* Data for this exercise:
>>>>>

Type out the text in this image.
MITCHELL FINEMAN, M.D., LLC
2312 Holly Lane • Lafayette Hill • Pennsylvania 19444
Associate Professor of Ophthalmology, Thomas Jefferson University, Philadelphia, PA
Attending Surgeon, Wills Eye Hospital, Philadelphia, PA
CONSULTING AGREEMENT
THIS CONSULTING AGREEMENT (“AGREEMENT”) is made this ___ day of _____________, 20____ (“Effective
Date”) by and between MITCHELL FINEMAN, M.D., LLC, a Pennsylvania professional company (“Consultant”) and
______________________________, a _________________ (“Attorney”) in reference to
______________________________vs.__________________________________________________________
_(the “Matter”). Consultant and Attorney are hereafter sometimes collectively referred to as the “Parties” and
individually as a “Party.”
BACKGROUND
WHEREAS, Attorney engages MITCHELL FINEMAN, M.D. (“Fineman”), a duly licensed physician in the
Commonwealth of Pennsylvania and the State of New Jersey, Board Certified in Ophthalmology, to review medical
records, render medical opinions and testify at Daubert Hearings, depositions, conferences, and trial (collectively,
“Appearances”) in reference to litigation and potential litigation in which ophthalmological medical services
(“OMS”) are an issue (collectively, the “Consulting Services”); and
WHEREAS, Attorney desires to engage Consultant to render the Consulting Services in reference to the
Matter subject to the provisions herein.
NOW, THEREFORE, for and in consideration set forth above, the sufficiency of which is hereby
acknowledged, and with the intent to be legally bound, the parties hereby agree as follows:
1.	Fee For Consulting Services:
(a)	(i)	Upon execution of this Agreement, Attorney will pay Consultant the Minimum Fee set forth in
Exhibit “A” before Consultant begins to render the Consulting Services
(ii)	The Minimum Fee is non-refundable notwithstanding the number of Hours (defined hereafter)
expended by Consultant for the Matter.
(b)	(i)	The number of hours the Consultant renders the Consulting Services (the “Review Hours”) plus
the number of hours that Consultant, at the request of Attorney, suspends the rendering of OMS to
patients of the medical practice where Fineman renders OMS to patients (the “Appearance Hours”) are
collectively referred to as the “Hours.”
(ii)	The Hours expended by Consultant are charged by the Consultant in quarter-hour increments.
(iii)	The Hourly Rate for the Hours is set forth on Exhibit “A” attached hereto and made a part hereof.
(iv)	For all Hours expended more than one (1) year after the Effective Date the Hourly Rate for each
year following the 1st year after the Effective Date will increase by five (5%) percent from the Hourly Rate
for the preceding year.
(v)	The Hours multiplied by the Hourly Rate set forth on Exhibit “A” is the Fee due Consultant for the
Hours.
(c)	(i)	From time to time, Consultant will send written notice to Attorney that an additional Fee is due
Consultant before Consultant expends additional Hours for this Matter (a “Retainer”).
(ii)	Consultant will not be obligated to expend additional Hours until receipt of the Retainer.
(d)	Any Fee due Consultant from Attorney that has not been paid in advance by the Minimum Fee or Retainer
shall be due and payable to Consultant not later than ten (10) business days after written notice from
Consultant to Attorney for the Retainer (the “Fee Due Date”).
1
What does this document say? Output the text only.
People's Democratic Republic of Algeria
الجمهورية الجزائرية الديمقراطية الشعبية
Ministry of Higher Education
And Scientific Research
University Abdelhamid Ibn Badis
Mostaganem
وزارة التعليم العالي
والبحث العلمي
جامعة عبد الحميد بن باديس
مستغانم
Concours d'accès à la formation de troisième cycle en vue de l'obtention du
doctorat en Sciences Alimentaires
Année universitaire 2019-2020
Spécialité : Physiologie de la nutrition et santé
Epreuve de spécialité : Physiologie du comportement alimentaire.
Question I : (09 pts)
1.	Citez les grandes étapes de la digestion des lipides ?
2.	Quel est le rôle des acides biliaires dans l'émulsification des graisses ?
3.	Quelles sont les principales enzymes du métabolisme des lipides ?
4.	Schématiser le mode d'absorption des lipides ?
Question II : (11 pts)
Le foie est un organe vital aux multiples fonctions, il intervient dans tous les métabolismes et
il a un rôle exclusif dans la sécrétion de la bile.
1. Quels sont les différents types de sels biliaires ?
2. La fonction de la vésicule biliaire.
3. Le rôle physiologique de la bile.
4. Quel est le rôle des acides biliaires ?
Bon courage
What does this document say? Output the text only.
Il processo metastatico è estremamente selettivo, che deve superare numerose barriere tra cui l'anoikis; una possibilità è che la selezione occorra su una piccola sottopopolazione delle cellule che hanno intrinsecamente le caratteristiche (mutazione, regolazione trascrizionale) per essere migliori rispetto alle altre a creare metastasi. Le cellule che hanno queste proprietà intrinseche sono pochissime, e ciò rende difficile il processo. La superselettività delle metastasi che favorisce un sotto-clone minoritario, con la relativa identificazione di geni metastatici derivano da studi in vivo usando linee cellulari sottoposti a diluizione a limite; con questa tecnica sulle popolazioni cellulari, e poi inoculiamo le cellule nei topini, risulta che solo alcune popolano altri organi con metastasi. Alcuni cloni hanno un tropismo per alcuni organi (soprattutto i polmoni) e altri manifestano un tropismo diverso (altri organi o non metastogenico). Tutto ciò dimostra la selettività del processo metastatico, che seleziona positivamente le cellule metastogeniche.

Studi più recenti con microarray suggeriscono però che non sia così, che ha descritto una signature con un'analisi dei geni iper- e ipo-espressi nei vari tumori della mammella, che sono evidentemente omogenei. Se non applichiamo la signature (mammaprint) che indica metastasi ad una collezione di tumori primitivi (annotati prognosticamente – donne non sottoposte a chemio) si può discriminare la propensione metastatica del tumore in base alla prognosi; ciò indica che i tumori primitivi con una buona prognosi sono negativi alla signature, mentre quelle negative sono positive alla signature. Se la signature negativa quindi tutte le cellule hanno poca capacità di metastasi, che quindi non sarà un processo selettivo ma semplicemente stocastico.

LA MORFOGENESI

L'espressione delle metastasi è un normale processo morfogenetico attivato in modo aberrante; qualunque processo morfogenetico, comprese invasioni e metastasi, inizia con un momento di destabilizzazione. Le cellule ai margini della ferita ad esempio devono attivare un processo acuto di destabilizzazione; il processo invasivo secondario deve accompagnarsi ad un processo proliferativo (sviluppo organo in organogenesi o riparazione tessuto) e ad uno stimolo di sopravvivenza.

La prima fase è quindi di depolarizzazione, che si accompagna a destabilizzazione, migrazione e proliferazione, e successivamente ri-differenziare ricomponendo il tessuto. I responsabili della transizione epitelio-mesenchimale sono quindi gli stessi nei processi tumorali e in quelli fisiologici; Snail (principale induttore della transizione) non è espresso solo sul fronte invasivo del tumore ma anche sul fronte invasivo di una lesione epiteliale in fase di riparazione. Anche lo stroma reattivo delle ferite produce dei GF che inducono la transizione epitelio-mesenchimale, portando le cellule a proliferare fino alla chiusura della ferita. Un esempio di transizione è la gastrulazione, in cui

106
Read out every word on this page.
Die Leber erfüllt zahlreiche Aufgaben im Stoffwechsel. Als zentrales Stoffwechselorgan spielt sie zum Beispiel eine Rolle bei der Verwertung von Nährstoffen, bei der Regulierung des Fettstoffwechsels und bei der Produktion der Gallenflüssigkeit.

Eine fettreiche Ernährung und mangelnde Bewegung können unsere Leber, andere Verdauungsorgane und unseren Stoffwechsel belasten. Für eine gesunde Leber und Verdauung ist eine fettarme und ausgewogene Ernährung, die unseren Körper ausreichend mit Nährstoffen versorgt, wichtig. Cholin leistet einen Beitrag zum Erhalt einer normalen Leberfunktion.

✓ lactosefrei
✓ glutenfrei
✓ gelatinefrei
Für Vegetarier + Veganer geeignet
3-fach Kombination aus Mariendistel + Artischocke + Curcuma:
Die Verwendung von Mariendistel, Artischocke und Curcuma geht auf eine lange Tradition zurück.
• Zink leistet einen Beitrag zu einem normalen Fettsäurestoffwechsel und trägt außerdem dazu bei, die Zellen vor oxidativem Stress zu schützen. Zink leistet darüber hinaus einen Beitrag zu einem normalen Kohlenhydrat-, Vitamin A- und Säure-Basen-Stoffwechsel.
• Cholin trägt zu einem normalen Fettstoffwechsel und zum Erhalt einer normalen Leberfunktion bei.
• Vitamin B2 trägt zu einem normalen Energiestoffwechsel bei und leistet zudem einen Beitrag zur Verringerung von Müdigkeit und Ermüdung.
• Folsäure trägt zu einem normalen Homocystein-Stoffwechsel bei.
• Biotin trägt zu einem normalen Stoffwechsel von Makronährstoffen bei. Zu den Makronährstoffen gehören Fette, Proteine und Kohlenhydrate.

<<<<<

Report only how many lines of the listing hold the word "Date".

* Problem solution:
4